··· Given data
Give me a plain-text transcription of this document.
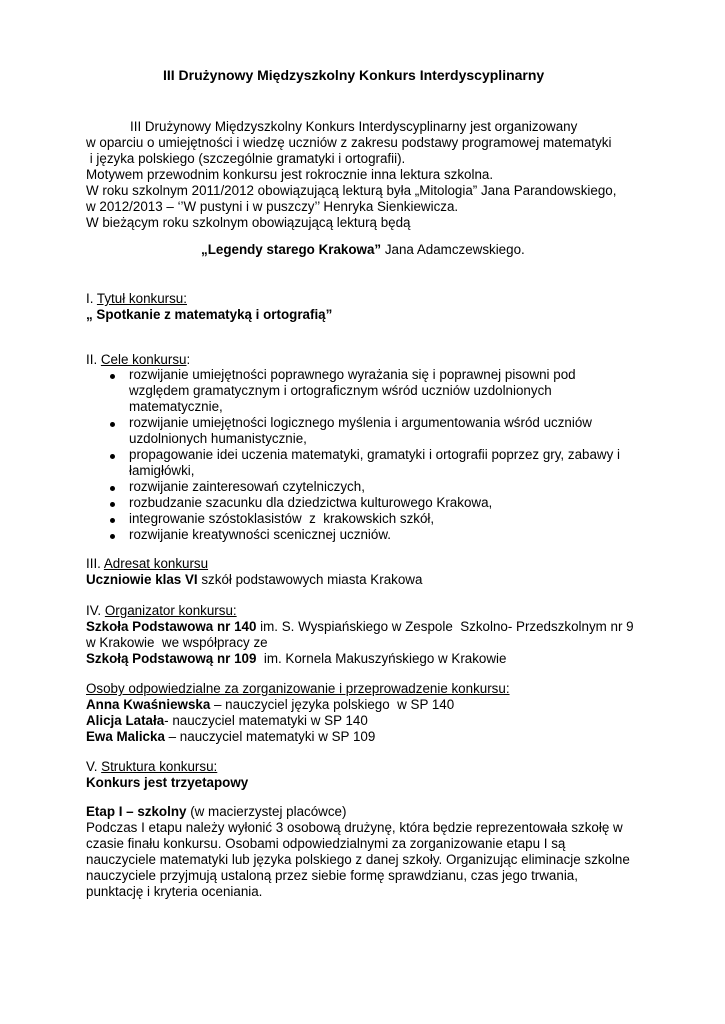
III Drużynowy Międzyszkolny Konkurs Interdyscyplinarny
III Drużynowy Międzyszkolny Konkurs Interdyscyplinarny jest organizowany
w oparciu o umiejętności i wiedzę uczniów z zakresu podstawy programowej matematyki
i języka polskiego (szczególnie gramatyki i ortografii).
Motywem przewodnim konkursu jest rokrocznie inna lektura szkolna.
W roku szkolnym 2011/2012 obowiązującą lekturą była „Mitologia” Jana Parandowskiego,
w 2012/2013 – ‘’W pustyni i w puszczy’’ Henryka Sienkiewicza.
W bieżącym roku szkolnym obowiązującą lekturą będą
„Legendy starego Krakowa” Jana Adamczewskiego.
I. Tytuł konkursu:
„ Spotkanie z matematyką i ortografią”
II. Cele konkursu:
rozwijanie umiejętności poprawnego wyrażania się i poprawnej pisowni pod
względem gramatycznym i ortograficznym wśród uczniów uzdolnionych
matematycznie,
rozwijanie umiejętności logicznego myślenia i argumentowania wśród uczniów
uzdolnionych humanistycznie,
propagowanie idei uczenia matematyki, gramatyki i ortografii poprzez gry, zabawy i
łamigłówki,
rozwijanie zainteresowań czytelniczych,
rozbudzanie szacunku dla dziedzictwa kulturowego Krakowa,
integrowanie szóstoklasistów  z  krakowskich szkół,
rozwijanie kreatywności scenicznej uczniów.
III. Adresat konkursu
Uczniowie klas VI szkół podstawowych miasta Krakowa
IV. Organizator konkursu:
Szkoła Podstawowa nr 140 im. S. Wyspiańskiego w Zespole  Szkolno- Przedszkolnym nr 9
w Krakowie  we współpracy ze
Szkołą Podstawową nr 109  im. Kornela Makuszyńskiego w Krakowie
Osoby odpowiedzialne za zorganizowanie i przeprowadzenie konkursu:
Anna Kwaśniewska – nauczyciel języka polskiego  w SP 140
Alicja Latała- nauczyciel matematyki w SP 140
Ewa Malicka – nauczyciel matematyki w SP 109
V. Struktura konkursu:
Konkurs jest trzyetapowy
Etap I – szkolny (w macierzystej placówce)
Podczas I etapu należy wyłonić 3 osobową drużynę, która będzie reprezentowała szkołę w
czasie finału konkursu. Osobami odpowiedzialnymi za zorganizowanie etapu I są
nauczyciele matematyki lub języka polskiego z danej szkoły. Organizując eliminacje szkolne
nauczyciele przyjmują ustaloną przez siebie formę sprawdzianu, czas jego trwania,
punktację i kryteria oceniania.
······
* What is needed: From the entries above, extract every line where the word "szkół" appears.

* Final result:
integrowanie szóstoklasistów  z  krakowskich szkół,
Uczniowie klas VI szkół podstawowych miasta Krakowa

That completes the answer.